* TEXTO DE LA PÁGINA *
########################################

En esta oportunidad voy a introducir una perspectiva adicional: el enfoque espiritual que tanto se ignora y se olvida cuando en nuestra vida todo va bien, cuando estamos sanos y fuertes, y cuando nos atrapa la ilusión de que somos casi indestructibles y dueños absolutos de nuestro destino.

Con el paso de los años se afianza en mi cada vez más la creencia, de que por pura Gracia y Misericordia, Dios en su majestuoso plan para la salvación individual de las almas, le habría asignado a la enfermedad, la prodigiosa capacidad de hacer aflorar al alma de las profundidades del cuerpo, y de ponerla en primer plano del interés y de la atención de la persona que está enferma.

########################################

* TAREA 1 *
Indique si cada afirmación coincide con el texto de la página y cite textualmente las palabras que lo deciden: (a) El enfoque espiritual suele ignorarse cuando en la vida todo va bien. (b) Con el paso de los años, la creencia expresada se va debilitando. (c) Se atribuye a la enfermedad la capacidad de hacer aflorar el alma de las profundidades del cuerpo.
* TAREA 2 *
¿Qué perspectiva adicional se introduce en el texto de la página?

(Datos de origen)
########################################

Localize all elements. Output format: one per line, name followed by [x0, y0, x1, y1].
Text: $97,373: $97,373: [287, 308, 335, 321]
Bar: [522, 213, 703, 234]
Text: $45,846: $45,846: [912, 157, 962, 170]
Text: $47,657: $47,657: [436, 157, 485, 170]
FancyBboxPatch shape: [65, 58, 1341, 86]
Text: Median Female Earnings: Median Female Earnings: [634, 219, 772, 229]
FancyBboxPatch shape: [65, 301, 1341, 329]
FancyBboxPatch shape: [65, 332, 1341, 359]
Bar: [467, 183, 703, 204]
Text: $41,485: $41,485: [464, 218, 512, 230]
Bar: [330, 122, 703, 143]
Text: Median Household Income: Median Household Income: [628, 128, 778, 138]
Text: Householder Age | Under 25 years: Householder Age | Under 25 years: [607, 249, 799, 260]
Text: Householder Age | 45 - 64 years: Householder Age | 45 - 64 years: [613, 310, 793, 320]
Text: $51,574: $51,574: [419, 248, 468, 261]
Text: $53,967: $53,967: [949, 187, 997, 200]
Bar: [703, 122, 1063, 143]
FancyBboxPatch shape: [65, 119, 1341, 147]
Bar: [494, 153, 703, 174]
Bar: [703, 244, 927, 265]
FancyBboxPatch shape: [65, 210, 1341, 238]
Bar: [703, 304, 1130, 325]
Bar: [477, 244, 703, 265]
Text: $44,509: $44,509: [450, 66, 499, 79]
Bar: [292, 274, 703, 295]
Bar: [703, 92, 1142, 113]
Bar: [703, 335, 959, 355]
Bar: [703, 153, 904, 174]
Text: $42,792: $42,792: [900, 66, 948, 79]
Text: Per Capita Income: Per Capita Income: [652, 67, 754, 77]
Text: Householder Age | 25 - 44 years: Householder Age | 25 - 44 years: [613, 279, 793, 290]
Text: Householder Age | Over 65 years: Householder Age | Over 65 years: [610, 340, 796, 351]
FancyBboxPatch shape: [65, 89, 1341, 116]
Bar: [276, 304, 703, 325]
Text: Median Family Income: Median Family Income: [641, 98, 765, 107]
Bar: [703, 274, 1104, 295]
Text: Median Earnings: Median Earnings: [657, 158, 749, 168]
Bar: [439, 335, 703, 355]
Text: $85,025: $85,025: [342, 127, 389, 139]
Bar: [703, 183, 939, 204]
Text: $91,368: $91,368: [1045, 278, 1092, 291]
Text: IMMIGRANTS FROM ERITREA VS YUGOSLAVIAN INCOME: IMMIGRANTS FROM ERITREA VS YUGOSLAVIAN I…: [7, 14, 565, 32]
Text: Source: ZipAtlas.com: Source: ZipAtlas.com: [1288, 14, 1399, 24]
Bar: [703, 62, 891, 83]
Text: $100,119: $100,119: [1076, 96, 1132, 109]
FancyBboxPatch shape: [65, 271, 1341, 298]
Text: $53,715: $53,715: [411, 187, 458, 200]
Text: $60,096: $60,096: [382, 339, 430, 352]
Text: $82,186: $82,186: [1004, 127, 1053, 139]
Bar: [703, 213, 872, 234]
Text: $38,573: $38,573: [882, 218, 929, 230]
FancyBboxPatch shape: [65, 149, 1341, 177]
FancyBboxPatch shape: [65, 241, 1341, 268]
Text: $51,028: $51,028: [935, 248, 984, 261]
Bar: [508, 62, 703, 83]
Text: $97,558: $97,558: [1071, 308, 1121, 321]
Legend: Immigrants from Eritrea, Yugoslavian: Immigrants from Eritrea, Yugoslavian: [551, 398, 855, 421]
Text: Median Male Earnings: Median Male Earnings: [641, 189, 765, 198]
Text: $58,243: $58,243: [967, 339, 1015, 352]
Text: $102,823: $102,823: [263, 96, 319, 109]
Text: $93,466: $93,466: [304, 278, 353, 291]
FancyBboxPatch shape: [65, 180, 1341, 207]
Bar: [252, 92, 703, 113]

########################################

* RESPUESTA 1 *
(a) Sí: "el enfoque espiritual que tanto se ignora y se olvida cuando en nuestra vida todo va bien".
(b) No: "Con el paso de los años se afianza en mi cada vez más la creencia".
(c) Sí: "la prodigiosa capacidad de hacer aflorar al alma de las profundidades del cuerpo".

* RESPUESTA 2 *
El enfoque espiritual.